_WHAT THIS TASK INVOLVES_. Identify the lines in the data below that contain "their" and give only how many there are.

_RECORDS FOR PROCESSING_.
::::::

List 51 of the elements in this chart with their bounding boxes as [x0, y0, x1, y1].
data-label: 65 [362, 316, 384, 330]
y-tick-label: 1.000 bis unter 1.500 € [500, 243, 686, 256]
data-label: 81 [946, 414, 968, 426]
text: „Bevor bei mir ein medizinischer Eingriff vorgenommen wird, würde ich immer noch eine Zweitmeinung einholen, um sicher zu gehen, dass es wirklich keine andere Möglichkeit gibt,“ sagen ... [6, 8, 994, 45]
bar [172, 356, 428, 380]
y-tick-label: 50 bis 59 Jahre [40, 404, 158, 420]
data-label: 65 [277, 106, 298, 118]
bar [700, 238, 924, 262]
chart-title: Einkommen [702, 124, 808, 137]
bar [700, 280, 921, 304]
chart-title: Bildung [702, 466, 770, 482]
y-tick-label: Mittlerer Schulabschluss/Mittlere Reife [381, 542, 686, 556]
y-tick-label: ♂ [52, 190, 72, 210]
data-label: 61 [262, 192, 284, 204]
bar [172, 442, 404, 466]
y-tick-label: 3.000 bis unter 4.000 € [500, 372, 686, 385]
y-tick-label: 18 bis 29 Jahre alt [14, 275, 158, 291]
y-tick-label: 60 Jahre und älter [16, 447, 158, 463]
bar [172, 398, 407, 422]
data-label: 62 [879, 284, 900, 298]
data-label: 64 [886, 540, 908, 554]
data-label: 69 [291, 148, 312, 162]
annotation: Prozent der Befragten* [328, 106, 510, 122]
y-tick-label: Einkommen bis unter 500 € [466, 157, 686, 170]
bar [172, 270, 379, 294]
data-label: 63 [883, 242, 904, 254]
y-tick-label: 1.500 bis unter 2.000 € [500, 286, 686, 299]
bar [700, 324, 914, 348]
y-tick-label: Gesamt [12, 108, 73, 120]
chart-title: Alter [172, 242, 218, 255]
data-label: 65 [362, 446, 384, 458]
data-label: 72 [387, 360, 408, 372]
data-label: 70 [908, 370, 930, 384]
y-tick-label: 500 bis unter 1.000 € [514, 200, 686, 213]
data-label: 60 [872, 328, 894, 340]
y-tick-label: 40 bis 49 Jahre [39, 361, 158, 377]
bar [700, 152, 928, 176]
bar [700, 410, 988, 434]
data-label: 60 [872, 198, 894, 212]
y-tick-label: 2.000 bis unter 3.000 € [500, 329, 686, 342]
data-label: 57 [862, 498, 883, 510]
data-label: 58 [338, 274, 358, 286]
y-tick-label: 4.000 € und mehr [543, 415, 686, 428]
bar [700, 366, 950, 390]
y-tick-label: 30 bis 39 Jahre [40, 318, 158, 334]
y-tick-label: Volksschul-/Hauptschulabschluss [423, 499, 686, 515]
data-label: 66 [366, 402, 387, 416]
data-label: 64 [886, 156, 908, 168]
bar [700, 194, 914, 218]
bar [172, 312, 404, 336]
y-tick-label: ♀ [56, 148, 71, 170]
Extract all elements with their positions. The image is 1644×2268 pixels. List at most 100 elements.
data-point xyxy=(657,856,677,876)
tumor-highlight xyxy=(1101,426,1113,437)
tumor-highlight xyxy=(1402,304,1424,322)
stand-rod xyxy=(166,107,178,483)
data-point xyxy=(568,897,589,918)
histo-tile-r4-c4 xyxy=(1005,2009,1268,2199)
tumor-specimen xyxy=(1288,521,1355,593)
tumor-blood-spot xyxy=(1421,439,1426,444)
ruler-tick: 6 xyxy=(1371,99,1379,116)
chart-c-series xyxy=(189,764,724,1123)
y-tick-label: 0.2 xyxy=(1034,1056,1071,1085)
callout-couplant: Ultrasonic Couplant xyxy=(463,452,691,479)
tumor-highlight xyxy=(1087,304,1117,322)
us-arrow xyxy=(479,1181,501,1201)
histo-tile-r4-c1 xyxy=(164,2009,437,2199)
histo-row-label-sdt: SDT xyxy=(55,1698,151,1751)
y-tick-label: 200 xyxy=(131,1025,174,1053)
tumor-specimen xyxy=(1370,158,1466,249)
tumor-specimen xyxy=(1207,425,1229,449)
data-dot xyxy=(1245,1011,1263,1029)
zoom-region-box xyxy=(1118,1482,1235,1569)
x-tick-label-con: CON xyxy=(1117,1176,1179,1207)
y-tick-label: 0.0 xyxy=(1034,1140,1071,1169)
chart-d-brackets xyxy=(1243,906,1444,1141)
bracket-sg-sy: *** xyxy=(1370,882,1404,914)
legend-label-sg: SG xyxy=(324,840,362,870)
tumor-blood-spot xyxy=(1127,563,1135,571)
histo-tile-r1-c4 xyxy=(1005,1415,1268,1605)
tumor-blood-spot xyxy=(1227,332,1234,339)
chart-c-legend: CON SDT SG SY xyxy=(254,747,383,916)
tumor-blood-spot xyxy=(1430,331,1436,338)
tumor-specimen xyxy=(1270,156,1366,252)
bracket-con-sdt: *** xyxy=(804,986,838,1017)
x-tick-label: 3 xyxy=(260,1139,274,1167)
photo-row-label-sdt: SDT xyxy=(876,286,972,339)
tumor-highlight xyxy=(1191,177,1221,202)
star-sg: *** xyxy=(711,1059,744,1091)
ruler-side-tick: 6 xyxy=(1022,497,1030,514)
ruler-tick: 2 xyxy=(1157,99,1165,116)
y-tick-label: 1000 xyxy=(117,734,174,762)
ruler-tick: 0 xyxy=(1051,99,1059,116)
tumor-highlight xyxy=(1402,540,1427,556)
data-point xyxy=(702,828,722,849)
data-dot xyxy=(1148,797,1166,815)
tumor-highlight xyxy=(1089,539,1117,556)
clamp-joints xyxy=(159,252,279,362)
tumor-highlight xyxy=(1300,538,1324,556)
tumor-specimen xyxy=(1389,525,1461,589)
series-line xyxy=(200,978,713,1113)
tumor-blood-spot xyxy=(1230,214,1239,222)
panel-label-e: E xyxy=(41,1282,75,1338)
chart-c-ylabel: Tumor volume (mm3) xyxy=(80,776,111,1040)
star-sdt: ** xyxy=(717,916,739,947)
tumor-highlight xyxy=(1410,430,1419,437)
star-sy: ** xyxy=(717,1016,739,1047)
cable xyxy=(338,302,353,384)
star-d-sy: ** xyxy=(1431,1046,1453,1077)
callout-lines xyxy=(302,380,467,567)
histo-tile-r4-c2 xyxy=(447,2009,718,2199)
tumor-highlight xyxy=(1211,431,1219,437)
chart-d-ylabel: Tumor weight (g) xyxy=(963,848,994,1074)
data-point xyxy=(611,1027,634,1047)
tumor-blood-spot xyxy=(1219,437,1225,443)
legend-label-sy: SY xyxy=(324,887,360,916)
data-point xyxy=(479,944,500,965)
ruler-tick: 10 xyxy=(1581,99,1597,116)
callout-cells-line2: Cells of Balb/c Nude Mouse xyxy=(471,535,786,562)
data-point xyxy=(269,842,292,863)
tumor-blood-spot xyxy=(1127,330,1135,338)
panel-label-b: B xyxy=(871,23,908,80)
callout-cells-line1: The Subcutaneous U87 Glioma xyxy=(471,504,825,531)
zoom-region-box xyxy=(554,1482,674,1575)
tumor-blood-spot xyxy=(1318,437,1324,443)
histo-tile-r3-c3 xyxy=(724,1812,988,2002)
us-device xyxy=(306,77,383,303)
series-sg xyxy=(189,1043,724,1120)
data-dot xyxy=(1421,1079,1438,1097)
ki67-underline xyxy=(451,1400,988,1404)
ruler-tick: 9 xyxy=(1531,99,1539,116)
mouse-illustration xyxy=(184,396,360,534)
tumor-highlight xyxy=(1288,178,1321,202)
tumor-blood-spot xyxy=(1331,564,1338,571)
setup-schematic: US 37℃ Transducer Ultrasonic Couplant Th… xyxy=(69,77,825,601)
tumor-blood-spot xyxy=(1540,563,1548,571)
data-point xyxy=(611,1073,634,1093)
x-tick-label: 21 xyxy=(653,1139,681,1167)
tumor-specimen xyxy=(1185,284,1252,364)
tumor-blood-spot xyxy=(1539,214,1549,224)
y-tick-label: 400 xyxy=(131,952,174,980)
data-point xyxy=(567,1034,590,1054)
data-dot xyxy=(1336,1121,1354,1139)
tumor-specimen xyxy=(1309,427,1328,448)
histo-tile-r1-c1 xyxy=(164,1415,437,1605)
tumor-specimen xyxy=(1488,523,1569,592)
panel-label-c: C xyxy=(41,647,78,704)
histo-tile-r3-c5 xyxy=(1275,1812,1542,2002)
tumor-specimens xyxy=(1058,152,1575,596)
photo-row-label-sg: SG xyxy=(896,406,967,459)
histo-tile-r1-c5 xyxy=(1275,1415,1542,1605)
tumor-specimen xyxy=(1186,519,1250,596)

::::::

_ANSWER TO THIS EXERCISE_. 2